◆ **What this task involves**:
Gather all lines with "Multiplication" from the records.

::::

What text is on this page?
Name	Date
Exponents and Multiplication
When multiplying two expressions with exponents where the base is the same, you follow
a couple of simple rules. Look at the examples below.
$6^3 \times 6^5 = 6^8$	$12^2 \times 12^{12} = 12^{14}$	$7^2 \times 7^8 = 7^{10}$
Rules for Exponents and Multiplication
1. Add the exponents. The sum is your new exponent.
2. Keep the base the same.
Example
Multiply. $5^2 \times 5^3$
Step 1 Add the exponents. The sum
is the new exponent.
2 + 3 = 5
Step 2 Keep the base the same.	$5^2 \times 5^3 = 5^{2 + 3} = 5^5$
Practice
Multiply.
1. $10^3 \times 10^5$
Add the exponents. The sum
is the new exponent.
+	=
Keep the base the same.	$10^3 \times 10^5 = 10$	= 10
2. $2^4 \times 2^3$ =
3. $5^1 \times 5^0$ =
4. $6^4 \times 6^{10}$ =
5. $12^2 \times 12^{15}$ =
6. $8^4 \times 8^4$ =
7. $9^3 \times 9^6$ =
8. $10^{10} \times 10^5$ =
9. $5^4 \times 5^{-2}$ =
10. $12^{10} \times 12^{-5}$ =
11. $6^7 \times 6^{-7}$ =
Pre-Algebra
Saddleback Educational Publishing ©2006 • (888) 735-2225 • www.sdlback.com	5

::::

◆ **Finished answer**:
Exponents and Multiplication
Rules for Exponents and Multiplication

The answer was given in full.